───── Input rows ─────

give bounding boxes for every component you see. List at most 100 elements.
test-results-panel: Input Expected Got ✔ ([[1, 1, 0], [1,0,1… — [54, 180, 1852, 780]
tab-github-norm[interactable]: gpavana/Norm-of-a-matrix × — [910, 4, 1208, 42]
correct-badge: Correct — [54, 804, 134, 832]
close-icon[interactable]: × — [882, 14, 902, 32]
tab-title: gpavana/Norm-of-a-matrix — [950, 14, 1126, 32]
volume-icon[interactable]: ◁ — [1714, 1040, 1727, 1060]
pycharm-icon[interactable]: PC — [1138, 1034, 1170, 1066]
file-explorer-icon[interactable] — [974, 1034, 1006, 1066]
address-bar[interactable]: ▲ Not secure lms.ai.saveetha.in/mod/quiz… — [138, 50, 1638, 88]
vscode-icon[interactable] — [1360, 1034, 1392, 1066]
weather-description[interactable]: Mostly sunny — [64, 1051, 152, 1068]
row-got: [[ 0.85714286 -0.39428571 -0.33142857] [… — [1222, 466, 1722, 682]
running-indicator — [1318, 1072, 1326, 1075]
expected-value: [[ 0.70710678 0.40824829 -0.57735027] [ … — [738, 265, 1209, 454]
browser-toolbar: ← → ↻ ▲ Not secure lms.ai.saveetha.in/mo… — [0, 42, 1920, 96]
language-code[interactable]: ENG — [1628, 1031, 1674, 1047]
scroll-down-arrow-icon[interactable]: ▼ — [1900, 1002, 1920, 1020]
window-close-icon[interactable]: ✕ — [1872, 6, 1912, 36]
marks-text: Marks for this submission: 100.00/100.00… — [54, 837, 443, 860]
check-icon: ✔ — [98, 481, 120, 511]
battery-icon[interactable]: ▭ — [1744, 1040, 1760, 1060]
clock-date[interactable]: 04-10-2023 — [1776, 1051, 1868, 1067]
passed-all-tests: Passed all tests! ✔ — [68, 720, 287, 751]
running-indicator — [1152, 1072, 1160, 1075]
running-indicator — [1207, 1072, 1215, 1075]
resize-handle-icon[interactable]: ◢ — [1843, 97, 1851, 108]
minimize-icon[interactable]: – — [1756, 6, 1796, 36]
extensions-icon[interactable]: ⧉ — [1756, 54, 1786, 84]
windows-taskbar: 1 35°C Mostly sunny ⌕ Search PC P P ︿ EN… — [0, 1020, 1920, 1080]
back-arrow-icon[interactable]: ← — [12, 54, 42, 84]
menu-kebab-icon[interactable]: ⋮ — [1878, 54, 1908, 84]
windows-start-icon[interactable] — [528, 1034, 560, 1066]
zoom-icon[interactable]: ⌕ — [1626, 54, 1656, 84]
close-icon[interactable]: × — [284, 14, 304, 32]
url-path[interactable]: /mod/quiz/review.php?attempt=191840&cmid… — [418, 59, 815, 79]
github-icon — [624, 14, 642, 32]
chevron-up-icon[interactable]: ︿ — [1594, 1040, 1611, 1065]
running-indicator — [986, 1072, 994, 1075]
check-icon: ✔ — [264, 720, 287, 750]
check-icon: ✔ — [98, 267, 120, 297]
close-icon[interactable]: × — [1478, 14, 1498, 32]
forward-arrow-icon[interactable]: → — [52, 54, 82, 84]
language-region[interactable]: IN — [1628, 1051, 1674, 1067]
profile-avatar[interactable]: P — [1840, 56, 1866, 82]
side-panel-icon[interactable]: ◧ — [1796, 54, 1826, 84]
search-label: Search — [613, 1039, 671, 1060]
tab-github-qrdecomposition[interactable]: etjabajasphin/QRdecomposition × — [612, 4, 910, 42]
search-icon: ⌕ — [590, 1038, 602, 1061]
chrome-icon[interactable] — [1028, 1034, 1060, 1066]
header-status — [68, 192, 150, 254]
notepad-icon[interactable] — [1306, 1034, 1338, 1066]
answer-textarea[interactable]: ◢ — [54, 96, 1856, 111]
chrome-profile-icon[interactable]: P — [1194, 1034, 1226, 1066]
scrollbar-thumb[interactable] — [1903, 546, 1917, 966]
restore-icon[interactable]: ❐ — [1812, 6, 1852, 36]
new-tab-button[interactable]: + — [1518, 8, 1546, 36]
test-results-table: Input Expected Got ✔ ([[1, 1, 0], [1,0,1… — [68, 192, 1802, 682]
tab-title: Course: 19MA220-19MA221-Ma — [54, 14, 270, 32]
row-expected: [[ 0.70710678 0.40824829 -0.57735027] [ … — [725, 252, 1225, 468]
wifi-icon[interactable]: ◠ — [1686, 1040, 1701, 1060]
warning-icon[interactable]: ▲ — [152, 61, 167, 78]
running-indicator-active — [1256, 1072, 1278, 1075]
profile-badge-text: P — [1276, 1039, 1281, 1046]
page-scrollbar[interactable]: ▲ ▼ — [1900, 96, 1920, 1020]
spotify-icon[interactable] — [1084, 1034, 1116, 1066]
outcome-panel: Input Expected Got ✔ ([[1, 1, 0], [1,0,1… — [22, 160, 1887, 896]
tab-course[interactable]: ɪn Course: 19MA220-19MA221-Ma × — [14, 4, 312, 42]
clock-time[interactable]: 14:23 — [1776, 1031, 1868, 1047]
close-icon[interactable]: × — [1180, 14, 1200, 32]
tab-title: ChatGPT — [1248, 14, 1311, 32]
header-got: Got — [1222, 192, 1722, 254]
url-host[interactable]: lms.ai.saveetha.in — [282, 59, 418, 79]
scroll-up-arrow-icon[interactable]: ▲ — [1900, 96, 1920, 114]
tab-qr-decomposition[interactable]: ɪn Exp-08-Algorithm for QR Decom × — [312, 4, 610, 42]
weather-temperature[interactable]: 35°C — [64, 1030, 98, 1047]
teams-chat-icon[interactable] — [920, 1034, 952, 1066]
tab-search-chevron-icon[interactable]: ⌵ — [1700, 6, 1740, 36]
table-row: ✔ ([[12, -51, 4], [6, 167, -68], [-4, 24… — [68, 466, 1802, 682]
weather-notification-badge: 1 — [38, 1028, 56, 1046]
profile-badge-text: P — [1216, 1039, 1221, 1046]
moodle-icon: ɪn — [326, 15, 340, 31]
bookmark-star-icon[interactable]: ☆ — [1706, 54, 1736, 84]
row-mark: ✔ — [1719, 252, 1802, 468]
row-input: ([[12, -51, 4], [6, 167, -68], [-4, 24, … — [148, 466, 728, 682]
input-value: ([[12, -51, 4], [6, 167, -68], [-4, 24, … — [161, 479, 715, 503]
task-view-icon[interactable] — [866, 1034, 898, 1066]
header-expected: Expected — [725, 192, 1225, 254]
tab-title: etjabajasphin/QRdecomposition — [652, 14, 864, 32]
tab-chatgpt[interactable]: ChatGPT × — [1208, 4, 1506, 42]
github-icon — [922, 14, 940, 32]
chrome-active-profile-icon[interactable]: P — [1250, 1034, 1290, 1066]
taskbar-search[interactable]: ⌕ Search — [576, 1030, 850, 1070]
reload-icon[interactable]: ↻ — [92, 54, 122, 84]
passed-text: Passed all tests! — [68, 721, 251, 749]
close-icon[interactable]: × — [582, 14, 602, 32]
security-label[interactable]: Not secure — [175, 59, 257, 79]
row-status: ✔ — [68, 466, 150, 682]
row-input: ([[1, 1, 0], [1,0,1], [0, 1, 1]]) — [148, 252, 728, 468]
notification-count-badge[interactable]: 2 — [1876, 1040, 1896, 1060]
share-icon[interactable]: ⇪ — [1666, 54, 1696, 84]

─────

_Stated problem_
Transcribe all of the entries above word for word, leaving nothing out.

_Solution to the exercise_
give bounding boxes for every component you see. List at most 100 elements.
test-results-panel: Input Expected Got ✔ ([[1, 1, 0], [1,0,1… — [54, 180, 1852, 780]
tab-github-norm[interactable]: gpavana/Norm-of-a-matrix × — [910, 4, 1208, 42]
correct-badge: Correct — [54, 804, 134, 832]
close-icon[interactable]: × — [882, 14, 902, 32]
tab-title: gpavana/Norm-of-a-matrix — [950, 14, 1126, 32]
volume-icon[interactable]: ◁ — [1714, 1040, 1727, 1060]
pycharm-icon[interactable]: PC — [1138, 1034, 1170, 1066]
file-explorer-icon[interactable] — [974, 1034, 1006, 1066]
address-bar[interactable]: ▲ Not secure lms.ai.saveetha.in/mod/quiz… — [138, 50, 1638, 88]
vscode-icon[interactable] — [1360, 1034, 1392, 1066]
weather-description[interactable]: Mostly sunny — [64, 1051, 152, 1068]
row-got: [[ 0.85714286 -0.39428571 -0.33142857] [… — [1222, 466, 1722, 682]
running-indicator — [1318, 1072, 1326, 1075]
expected-value: [[ 0.70710678 0.40824829 -0.57735027] [ … — [738, 265, 1209, 454]
browser-toolbar: ← → ↻ ▲ Not secure lms.ai.saveetha.in/mo… — [0, 42, 1920, 96]
language-code[interactable]: ENG — [1628, 1031, 1674, 1047]
scroll-down-arrow-icon[interactable]: ▼ — [1900, 1002, 1920, 1020]
window-close-icon[interactable]: ✕ — [1872, 6, 1912, 36]
marks-text: Marks for this submission: 100.00/100.00… — [54, 837, 443, 860]
check-icon: ✔ — [98, 481, 120, 511]
battery-icon[interactable]: ▭ — [1744, 1040, 1760, 1060]
clock-date[interactable]: 04-10-2023 — [1776, 1051, 1868, 1067]
passed-all-tests: Passed all tests! ✔ — [68, 720, 287, 751]
running-indicator — [1152, 1072, 1160, 1075]
running-indicator — [1207, 1072, 1215, 1075]
resize-handle-icon[interactable]: ◢ — [1843, 97, 1851, 108]
minimize-icon[interactable]: – — [1756, 6, 1796, 36]
extensions-icon[interactable]: ⧉ — [1756, 54, 1786, 84]
windows-taskbar: 1 35°C Mostly sunny ⌕ Search PC P P ︿ EN… — [0, 1020, 1920, 1080]
back-arrow-icon[interactable]: ← — [12, 54, 42, 84]
menu-kebab-icon[interactable]: ⋮ — [1878, 54, 1908, 84]
windows-start-icon[interactable] — [528, 1034, 560, 1066]
zoom-icon[interactable]: ⌕ — [1626, 54, 1656, 84]
close-icon[interactable]: × — [284, 14, 304, 32]
url-path[interactable]: /mod/quiz/review.php?attempt=191840&cmid… — [418, 59, 815, 79]
github-icon — [624, 14, 642, 32]
chevron-up-icon[interactable]: ︿ — [1594, 1040, 1611, 1065]
running-indicator — [986, 1072, 994, 1075]
check-icon: ✔ — [264, 720, 287, 750]
check-icon: ✔ — [98, 267, 120, 297]
close-icon[interactable]: × — [1478, 14, 1498, 32]
forward-arrow-icon[interactable]: → — [52, 54, 82, 84]
language-region[interactable]: IN — [1628, 1051, 1674, 1067]
profile-avatar[interactable]: P — [1840, 56, 1866, 82]
side-panel-icon[interactable]: ◧ — [1796, 54, 1826, 84]
search-label: Search — [613, 1039, 671, 1060]
tab-github-qrdecomposition[interactable]: etjabajasphin/QRdecomposition × — [612, 4, 910, 42]
search-icon: ⌕ — [590, 1038, 602, 1061]
chrome-icon[interactable] — [1028, 1034, 1060, 1066]
header-status — [68, 192, 150, 254]
notepad-icon[interactable] — [1306, 1034, 1338, 1066]
answer-textarea[interactable]: ◢ — [54, 96, 1856, 111]
chrome-profile-icon[interactable]: P — [1194, 1034, 1226, 1066]
scrollbar-thumb[interactable] — [1903, 546, 1917, 966]
restore-icon[interactable]: ❐ — [1812, 6, 1852, 36]
new-tab-button[interactable]: + — [1518, 8, 1546, 36]
test-results-table: Input Expected Got ✔ ([[1, 1, 0], [1,0,1… — [68, 192, 1802, 682]
tab-title: Course: 19MA220-19MA221-Ma — [54, 14, 270, 32]
row-expected: [[ 0.70710678 0.40824829 -0.57735027] [ … — [725, 252, 1225, 468]
wifi-icon[interactable]: ◠ — [1686, 1040, 1701, 1060]
warning-icon[interactable]: ▲ — [152, 61, 167, 78]
running-indicator-active — [1256, 1072, 1278, 1075]
profile-badge-text: P — [1276, 1039, 1281, 1046]
page-scrollbar[interactable]: ▲ ▼ — [1900, 96, 1920, 1020]
spotify-icon[interactable] — [1084, 1034, 1116, 1066]
outcome-panel: Input Expected Got ✔ ([[1, 1, 0], [1,0,1… — [22, 160, 1887, 896]
tab-course[interactable]: ɪn Course: 19MA220-19MA221-Ma × — [14, 4, 312, 42]
clock-time[interactable]: 14:23 — [1776, 1031, 1868, 1047]
close-icon[interactable]: × — [1180, 14, 1200, 32]
tab-title: ChatGPT — [1248, 14, 1311, 32]
header-got: Got — [1222, 192, 1722, 254]
url-host[interactable]: lms.ai.saveetha.in — [282, 59, 418, 79]
scroll-up-arrow-icon[interactable]: ▲ — [1900, 96, 1920, 114]
tab-qr-decomposition[interactable]: ɪn Exp-08-Algorithm for QR Decom × — [312, 4, 610, 42]
weather-temperature[interactable]: 35°C — [64, 1030, 98, 1047]
teams-chat-icon[interactable] — [920, 1034, 952, 1066]
tab-search-chevron-icon[interactable]: ⌵ — [1700, 6, 1740, 36]
table-row: ✔ ([[12, -51, 4], [6, 167, -68], [-4, 24… — [68, 466, 1802, 682]
weather-notification-badge: 1 — [38, 1028, 56, 1046]
profile-badge-text: P — [1216, 1039, 1221, 1046]
moodle-icon: ɪn — [326, 15, 340, 31]
bookmark-star-icon[interactable]: ☆ — [1706, 54, 1736, 84]
row-mark: ✔ — [1719, 252, 1802, 468]
row-input: ([[12, -51, 4], [6, 167, -68], [-4, 24, … — [148, 466, 728, 682]
input-value: ([[12, -51, 4], [6, 167, -68], [-4, 24, … — [161, 479, 715, 503]
task-view-icon[interactable] — [866, 1034, 898, 1066]
header-expected: Expected — [725, 192, 1225, 254]
tab-title: etjabajasphin/QRdecomposition — [652, 14, 864, 32]
tab-chatgpt[interactable]: ChatGPT × — [1208, 4, 1506, 42]
github-icon — [922, 14, 940, 32]
chrome-active-profile-icon[interactable]: P — [1250, 1034, 1290, 1066]
taskbar-search[interactable]: ⌕ Search — [576, 1030, 850, 1070]
reload-icon[interactable]: ↻ — [92, 54, 122, 84]
passed-text: Passed all tests! — [68, 721, 251, 749]
close-icon[interactable]: × — [582, 14, 602, 32]
security-label[interactable]: Not secure — [175, 59, 257, 79]
row-status: ✔ — [68, 466, 150, 682]
row-input: ([[1, 1, 0], [1,0,1], [0, 1, 1]]) — [148, 252, 728, 468]
notification-count-badge[interactable]: 2 — [1876, 1040, 1896, 1060]
share-icon[interactable]: ⇪ — [1666, 54, 1696, 84]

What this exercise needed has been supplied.